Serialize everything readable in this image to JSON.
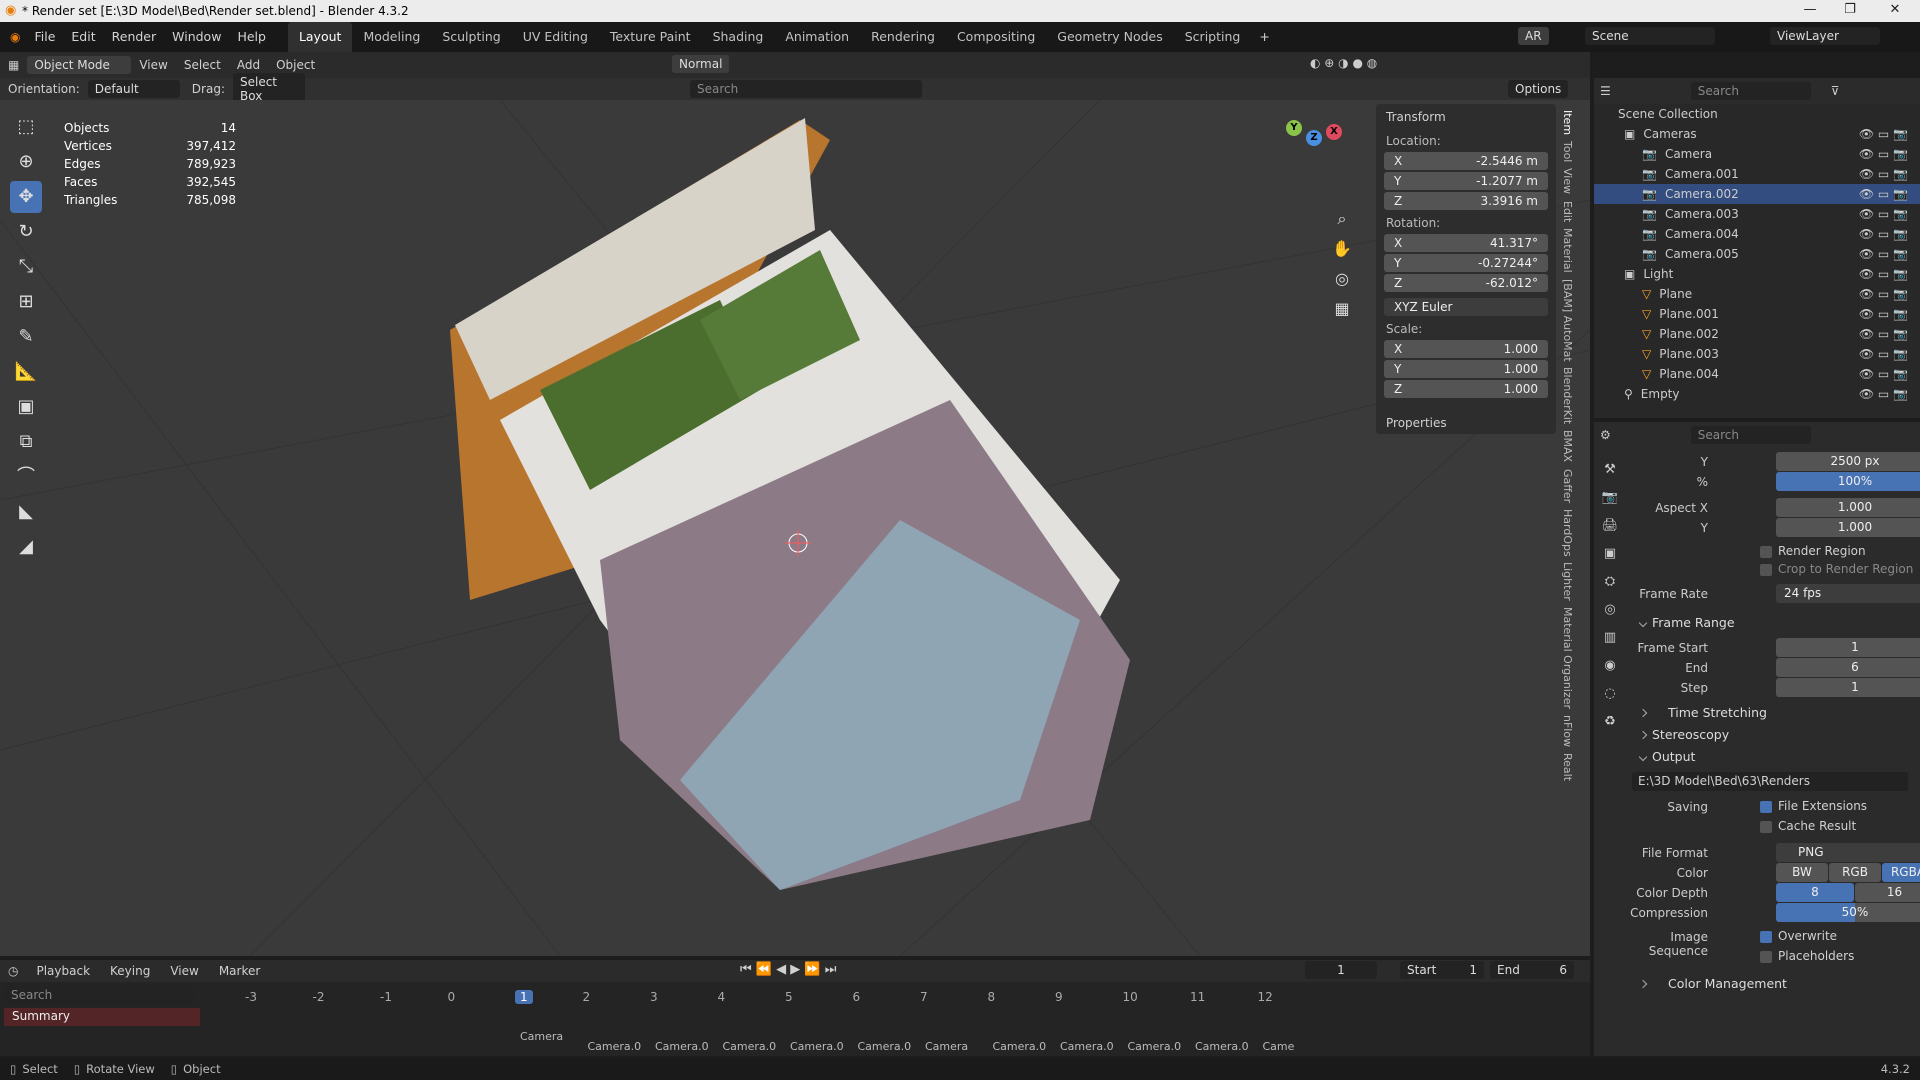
{
  "window": {
    "title": "* Render set [E:\\3D Model\\Bed\\Render set.blend] - Blender 4.3.2",
    "version": "4.3.2"
  },
  "menu": [
    "File",
    "Edit",
    "Render",
    "Window",
    "Help"
  ],
  "workspaces": [
    "Layout",
    "Modeling",
    "Sculpting",
    "UV Editing",
    "Texture Paint",
    "Shading",
    "Animation",
    "Rendering",
    "Compositing",
    "Geometry Nodes",
    "Scripting"
  ],
  "top_right": {
    "ar": "AR",
    "scene": "Scene",
    "view_layer": "ViewLayer"
  },
  "viewport_header": {
    "mode": "Object Mode",
    "menus": [
      "View",
      "Select",
      "Add",
      "Object"
    ],
    "orientation_transform": "Normal",
    "orientation_label": "Orientation:",
    "orientation_value": "Default",
    "drag_label": "Drag:",
    "drag_value": "Select Box",
    "search_placeholder": "Search",
    "options": "Options"
  },
  "stats": [
    {
      "k": "Objects",
      "v": "14"
    },
    {
      "k": "Vertices",
      "v": "397,412"
    },
    {
      "k": "Edges",
      "v": "789,923"
    },
    {
      "k": "Faces",
      "v": "392,545"
    },
    {
      "k": "Triangles",
      "v": "785,098"
    }
  ],
  "transform": {
    "title": "Transform",
    "location_label": "Location:",
    "location": {
      "x": "-2.5446 m",
      "y": "-1.2077 m",
      "z": "3.3916 m"
    },
    "rotation_label": "Rotation:",
    "rotation": {
      "x": "41.317°",
      "y": "-0.27244°",
      "z": "-62.012°"
    },
    "rotation_mode": "XYZ Euler",
    "scale_label": "Scale:",
    "scale": {
      "x": "1.000",
      "y": "1.000",
      "z": "1.000"
    },
    "properties": "Properties"
  },
  "sidebar_tabs": [
    "Item",
    "Tool",
    "View",
    "Edit",
    "Material",
    "[BAM] AutoMat",
    "BlenderKit",
    "BMAX",
    "Gaffer",
    "HardOps",
    "Lighter",
    "Material Organizer",
    "nFlow",
    "Realt"
  ],
  "outliner": {
    "search_placeholder": "Search",
    "root": "Scene Collection",
    "items": [
      {
        "name": "Cameras",
        "indent": 1,
        "type": "collection"
      },
      {
        "name": "Camera",
        "indent": 2,
        "type": "camera"
      },
      {
        "name": "Camera.001",
        "indent": 2,
        "type": "camera"
      },
      {
        "name": "Camera.002",
        "indent": 2,
        "type": "camera",
        "selected": true
      },
      {
        "name": "Camera.003",
        "indent": 2,
        "type": "camera"
      },
      {
        "name": "Camera.004",
        "indent": 2,
        "type": "camera"
      },
      {
        "name": "Camera.005",
        "indent": 2,
        "type": "camera"
      },
      {
        "name": "Light",
        "indent": 1,
        "type": "collection"
      },
      {
        "name": "Plane",
        "indent": 2,
        "type": "mesh"
      },
      {
        "name": "Plane.001",
        "indent": 2,
        "type": "mesh"
      },
      {
        "name": "Plane.002",
        "indent": 2,
        "type": "mesh"
      },
      {
        "name": "Plane.003",
        "indent": 2,
        "type": "mesh"
      },
      {
        "name": "Plane.004",
        "indent": 2,
        "type": "mesh"
      },
      {
        "name": "Empty",
        "indent": 1,
        "type": "empty"
      }
    ]
  },
  "properties": {
    "search_placeholder": "Search",
    "res_y_label": "Y",
    "res_y": "2500 px",
    "pct_label": "%",
    "pct": "100%",
    "aspect_x_label": "Aspect X",
    "aspect_x": "1.000",
    "aspect_y_label": "Y",
    "aspect_y": "1.000",
    "render_region": "Render Region",
    "crop": "Crop to Render Region",
    "frame_rate_label": "Frame Rate",
    "frame_rate": "24 fps",
    "frame_range": "Frame Range",
    "frame_start_label": "Frame Start",
    "frame_start": "1",
    "end_label": "End",
    "end": "6",
    "step_label": "Step",
    "step": "1",
    "time_stretching": "Time Stretching",
    "stereoscopy": "Stereoscopy",
    "output": "Output",
    "output_path": "E:\\3D Model\\Bed\\63\\Renders",
    "saving_label": "Saving",
    "file_extensions": "File Extensions",
    "cache_result": "Cache Result",
    "file_format_label": "File Format",
    "file_format": "PNG",
    "color_label": "Color",
    "color_modes": [
      "BW",
      "RGB",
      "RGBA"
    ],
    "color_depth_label": "Color Depth",
    "depth_8": "8",
    "depth_16": "16",
    "compression_label": "Compression",
    "compression": "50%",
    "image_sequence_label": "Image Sequence",
    "overwrite": "Overwrite",
    "placeholders": "Placeholders",
    "color_management": "Color Management"
  },
  "timeline": {
    "menus": [
      "Playback",
      "Keying",
      "View",
      "Marker"
    ],
    "current_frame": "1",
    "start_label": "Start",
    "start": "1",
    "end_label": "End",
    "end": "6",
    "search_placeholder": "Search",
    "summary": "Summary",
    "ticks": [
      "-3",
      "-2",
      "-1",
      "0",
      "1",
      "2",
      "3",
      "4",
      "5",
      "6",
      "7",
      "8",
      "9",
      "10",
      "11",
      "12"
    ],
    "markers": [
      "Camera",
      "Camera.0",
      "Camera.0",
      "Camera.0",
      "Camera.0",
      "Camera.0",
      "Camera",
      "Camera.0",
      "Camera.0",
      "Camera.0",
      "Camera.0",
      "Came"
    ]
  },
  "statusbar": {
    "select": "Select",
    "rotate": "Rotate View",
    "object": "Object",
    "version": "4.3.2"
  },
  "colors": {
    "accent": "#4772b3",
    "selected_row": "#334d80"
  }
}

· · ·

> _STATED TASK_
The records are above. How many lines in them contain the word "properties"? Give the number alone.

> _THE COMPLETED TASK_
2